Using the data beneath, show every line that includes the word "больного".

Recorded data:
<<<<

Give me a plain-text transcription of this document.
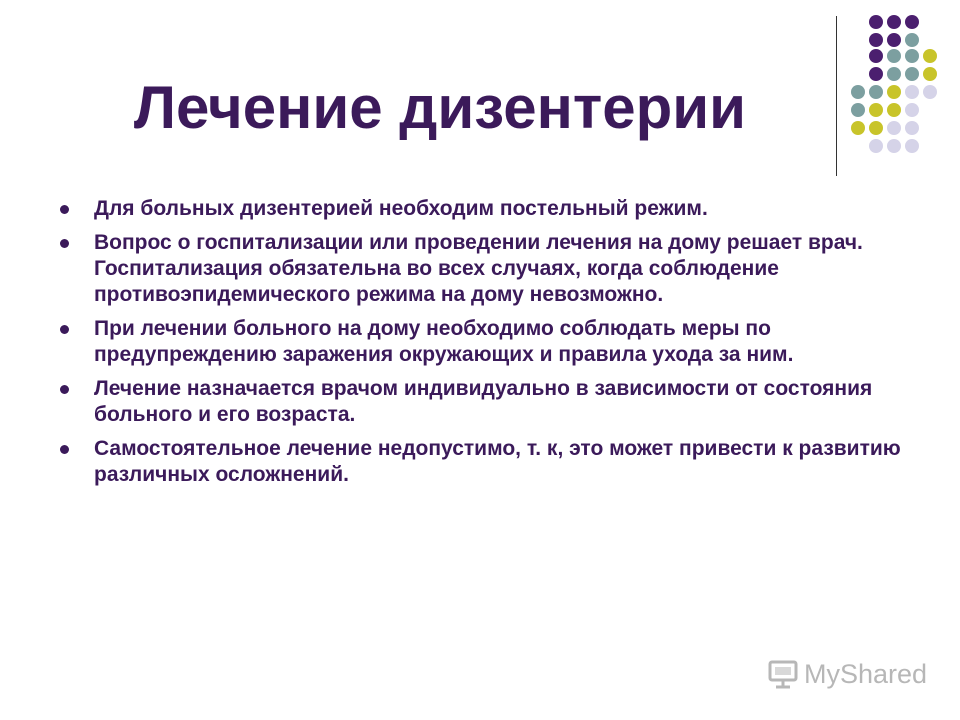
Лечение дизентерии
Для больных дизентерией необходим постельный режим.
Вопрос о госпитализации или проведении лечения на дому решает врач. Госпитализация обязательна во всех случаях, когда соблюдение противоэпидемического режима на дому невозможно.
При лечении больного на дому необходимо соблюдать меры по предупреждению заражения окружающих и правила ухода за ним.
Лечение назначается врачом индивидуально в зависимости от состояния больного и его возраста.
Самостоятельное лечение недопустимо, т. к, это может привести к развитию различных осложнений.
MyShared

>>>>

ANSWER FOR THE TASK |
При лечении больного на дому необходимо соблюдать меры по предупреждению заражения окружающих и правила ухода за ним.
Лечение назначается врачом индивидуально в зависимости от состояния больного и его возраста.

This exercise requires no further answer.